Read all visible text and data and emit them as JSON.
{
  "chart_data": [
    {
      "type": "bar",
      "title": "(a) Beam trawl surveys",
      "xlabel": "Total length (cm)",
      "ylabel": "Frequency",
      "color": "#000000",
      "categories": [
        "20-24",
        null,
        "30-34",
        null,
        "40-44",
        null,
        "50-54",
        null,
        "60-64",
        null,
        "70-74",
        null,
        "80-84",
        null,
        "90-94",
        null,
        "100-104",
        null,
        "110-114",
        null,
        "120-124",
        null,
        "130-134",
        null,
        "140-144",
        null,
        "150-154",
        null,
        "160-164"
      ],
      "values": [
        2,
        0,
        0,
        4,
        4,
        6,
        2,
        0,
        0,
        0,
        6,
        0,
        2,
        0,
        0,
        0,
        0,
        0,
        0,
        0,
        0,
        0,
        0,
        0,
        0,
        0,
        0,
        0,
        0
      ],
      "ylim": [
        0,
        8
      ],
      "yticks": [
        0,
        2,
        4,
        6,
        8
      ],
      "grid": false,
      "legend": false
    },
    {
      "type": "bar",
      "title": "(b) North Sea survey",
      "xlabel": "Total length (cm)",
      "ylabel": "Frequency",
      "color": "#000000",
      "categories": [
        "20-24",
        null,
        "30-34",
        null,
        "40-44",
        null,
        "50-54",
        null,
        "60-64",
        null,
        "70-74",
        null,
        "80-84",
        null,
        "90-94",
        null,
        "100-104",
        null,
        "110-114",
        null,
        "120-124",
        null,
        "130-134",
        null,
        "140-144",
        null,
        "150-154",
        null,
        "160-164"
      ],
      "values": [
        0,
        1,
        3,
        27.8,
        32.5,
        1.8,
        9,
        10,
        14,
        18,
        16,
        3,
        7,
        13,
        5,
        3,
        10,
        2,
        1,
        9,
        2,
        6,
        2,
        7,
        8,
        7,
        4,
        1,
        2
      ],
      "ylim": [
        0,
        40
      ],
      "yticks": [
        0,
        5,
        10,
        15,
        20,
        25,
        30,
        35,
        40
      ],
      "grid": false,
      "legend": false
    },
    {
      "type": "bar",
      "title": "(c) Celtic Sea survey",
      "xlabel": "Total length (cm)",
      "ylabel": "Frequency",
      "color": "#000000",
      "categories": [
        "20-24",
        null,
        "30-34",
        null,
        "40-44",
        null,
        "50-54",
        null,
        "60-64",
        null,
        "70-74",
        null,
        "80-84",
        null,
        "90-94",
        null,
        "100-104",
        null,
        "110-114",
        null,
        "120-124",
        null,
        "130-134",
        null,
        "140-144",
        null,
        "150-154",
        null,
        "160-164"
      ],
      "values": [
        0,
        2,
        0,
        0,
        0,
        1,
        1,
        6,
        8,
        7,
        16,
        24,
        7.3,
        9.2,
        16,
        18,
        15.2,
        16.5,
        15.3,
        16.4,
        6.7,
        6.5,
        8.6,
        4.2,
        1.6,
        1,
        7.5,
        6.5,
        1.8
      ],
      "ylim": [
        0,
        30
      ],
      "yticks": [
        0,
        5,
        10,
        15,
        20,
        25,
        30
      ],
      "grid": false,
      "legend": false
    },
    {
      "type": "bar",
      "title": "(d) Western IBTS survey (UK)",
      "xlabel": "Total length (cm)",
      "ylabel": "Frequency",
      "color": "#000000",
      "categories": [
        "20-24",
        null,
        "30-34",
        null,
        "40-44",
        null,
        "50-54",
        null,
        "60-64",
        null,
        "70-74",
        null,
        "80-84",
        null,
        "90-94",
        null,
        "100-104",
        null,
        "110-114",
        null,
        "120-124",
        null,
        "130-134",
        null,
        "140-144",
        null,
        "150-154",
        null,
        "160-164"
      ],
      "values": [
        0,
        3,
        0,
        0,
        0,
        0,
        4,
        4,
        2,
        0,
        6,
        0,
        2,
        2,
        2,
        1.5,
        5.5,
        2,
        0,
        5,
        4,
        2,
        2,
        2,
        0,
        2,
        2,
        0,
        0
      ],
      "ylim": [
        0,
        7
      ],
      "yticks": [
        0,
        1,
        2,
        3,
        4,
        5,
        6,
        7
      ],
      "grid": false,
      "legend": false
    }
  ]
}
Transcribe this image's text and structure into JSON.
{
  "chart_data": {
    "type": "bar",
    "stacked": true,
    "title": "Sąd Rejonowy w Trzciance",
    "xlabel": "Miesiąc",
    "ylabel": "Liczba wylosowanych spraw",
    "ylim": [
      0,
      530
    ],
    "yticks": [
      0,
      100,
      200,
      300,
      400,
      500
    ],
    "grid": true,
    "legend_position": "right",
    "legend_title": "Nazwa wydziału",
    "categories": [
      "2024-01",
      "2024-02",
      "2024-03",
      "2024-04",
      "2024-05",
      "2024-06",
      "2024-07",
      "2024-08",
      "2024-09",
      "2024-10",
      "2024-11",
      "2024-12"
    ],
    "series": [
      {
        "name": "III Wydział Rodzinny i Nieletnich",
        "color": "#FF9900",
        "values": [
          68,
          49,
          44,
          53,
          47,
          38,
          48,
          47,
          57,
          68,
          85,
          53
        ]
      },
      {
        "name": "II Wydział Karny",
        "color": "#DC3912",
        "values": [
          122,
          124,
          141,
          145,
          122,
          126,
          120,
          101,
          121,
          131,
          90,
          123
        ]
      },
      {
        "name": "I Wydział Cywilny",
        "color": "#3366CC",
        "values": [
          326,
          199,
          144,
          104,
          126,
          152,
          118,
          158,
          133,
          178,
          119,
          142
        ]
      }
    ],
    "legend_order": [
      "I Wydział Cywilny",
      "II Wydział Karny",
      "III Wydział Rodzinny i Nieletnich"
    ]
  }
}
◆ ◆ ◆ ◆ ◆
**What the task requires**
Determine the count of lines in the data above with the string "Nieletnich" in them, and give that count alone.

**Response to the exercise**
2